(Data listing)
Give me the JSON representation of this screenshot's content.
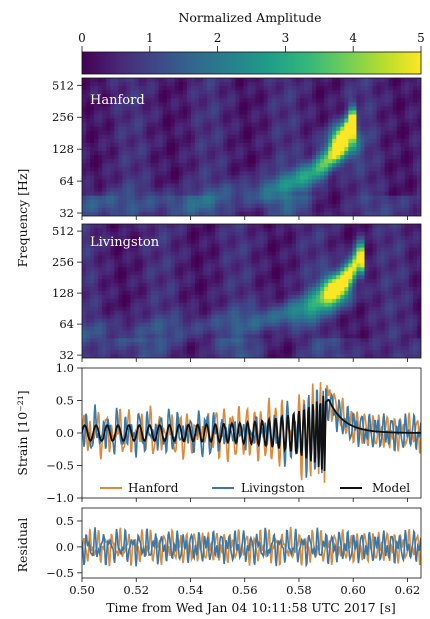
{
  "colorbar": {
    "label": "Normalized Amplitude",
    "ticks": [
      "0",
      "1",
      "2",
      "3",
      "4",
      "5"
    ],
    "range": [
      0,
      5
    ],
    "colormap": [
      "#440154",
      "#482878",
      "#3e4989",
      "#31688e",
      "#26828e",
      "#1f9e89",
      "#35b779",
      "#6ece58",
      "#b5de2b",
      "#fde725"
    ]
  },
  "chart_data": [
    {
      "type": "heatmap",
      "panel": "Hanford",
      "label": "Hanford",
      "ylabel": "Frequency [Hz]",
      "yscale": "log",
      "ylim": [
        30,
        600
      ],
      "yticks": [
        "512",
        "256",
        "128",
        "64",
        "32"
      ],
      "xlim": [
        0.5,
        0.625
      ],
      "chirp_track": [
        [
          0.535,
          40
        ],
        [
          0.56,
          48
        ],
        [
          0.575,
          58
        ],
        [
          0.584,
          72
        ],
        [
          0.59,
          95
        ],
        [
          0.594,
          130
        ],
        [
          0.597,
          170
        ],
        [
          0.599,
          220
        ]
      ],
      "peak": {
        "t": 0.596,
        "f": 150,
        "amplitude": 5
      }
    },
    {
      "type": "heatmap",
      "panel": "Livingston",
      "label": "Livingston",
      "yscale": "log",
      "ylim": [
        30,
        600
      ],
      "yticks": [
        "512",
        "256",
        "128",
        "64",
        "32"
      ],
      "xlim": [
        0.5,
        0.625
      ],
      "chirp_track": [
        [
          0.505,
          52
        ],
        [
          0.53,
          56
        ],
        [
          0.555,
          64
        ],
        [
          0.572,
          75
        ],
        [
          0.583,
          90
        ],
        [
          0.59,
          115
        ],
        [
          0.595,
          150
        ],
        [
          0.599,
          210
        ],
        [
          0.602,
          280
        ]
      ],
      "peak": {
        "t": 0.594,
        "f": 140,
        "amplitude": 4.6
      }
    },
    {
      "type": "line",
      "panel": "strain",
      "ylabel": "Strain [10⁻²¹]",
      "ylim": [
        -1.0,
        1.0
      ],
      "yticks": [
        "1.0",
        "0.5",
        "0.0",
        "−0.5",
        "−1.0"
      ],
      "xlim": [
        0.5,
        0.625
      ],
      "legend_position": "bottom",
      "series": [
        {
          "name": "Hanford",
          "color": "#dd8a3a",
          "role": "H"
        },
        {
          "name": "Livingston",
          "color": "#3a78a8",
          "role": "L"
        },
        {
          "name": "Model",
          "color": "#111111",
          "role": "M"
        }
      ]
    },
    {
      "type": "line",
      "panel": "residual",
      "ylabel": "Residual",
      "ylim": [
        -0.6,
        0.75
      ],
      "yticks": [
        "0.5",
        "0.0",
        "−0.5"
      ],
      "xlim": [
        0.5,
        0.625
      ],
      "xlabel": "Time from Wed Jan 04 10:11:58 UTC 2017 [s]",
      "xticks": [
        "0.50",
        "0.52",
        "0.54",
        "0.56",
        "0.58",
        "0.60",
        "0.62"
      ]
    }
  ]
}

## What this task involves
Output every entry exactly as given; pictures are not part of the copy.

## Final answer
Give me the JSON representation of this screenshot's content.
{
  "colorbar": {
    "label": "Normalized Amplitude",
    "ticks": [
      "0",
      "1",
      "2",
      "3",
      "4",
      "5"
    ],
    "range": [
      0,
      5
    ],
    "colormap": [
      "#440154",
      "#482878",
      "#3e4989",
      "#31688e",
      "#26828e",
      "#1f9e89",
      "#35b779",
      "#6ece58",
      "#b5de2b",
      "#fde725"
    ]
  },
  "chart_data": [
    {
      "type": "heatmap",
      "panel": "Hanford",
      "label": "Hanford",
      "ylabel": "Frequency [Hz]",
      "yscale": "log",
      "ylim": [
        30,
        600
      ],
      "yticks": [
        "512",
        "256",
        "128",
        "64",
        "32"
      ],
      "xlim": [
        0.5,
        0.625
      ],
      "chirp_track": [
        [
          0.535,
          40
        ],
        [
          0.56,
          48
        ],
        [
          0.575,
          58
        ],
        [
          0.584,
          72
        ],
        [
          0.59,
          95
        ],
        [
          0.594,
          130
        ],
        [
          0.597,
          170
        ],
        [
          0.599,
          220
        ]
      ],
      "peak": {
        "t": 0.596,
        "f": 150,
        "amplitude": 5
      }
    },
    {
      "type": "heatmap",
      "panel": "Livingston",
      "label": "Livingston",
      "yscale": "log",
      "ylim": [
        30,
        600
      ],
      "yticks": [
        "512",
        "256",
        "128",
        "64",
        "32"
      ],
      "xlim": [
        0.5,
        0.625
      ],
      "chirp_track": [
        [
          0.505,
          52
        ],
        [
          0.53,
          56
        ],
        [
          0.555,
          64
        ],
        [
          0.572,
          75
        ],
        [
          0.583,
          90
        ],
        [
          0.59,
          115
        ],
        [
          0.595,
          150
        ],
        [
          0.599,
          210
        ],
        [
          0.602,
          280
        ]
      ],
      "peak": {
        "t": 0.594,
        "f": 140,
        "amplitude": 4.6
      }
    },
    {
      "type": "line",
      "panel": "strain",
      "ylabel": "Strain [10⁻²¹]",
      "ylim": [
        -1.0,
        1.0
      ],
      "yticks": [
        "1.0",
        "0.5",
        "0.0",
        "−0.5",
        "−1.0"
      ],
      "xlim": [
        0.5,
        0.625
      ],
      "legend_position": "bottom",
      "series": [
        {
          "name": "Hanford",
          "color": "#dd8a3a",
          "role": "H"
        },
        {
          "name": "Livingston",
          "color": "#3a78a8",
          "role": "L"
        },
        {
          "name": "Model",
          "color": "#111111",
          "role": "M"
        }
      ]
    },
    {
      "type": "line",
      "panel": "residual",
      "ylabel": "Residual",
      "ylim": [
        -0.6,
        0.75
      ],
      "yticks": [
        "0.5",
        "0.0",
        "−0.5"
      ],
      "xlim": [
        0.5,
        0.625
      ],
      "xlabel": "Time from Wed Jan 04 10:11:58 UTC 2017 [s]",
      "xticks": [
        "0.50",
        "0.52",
        "0.54",
        "0.56",
        "0.58",
        "0.60",
        "0.62"
      ]
    }
  ]
}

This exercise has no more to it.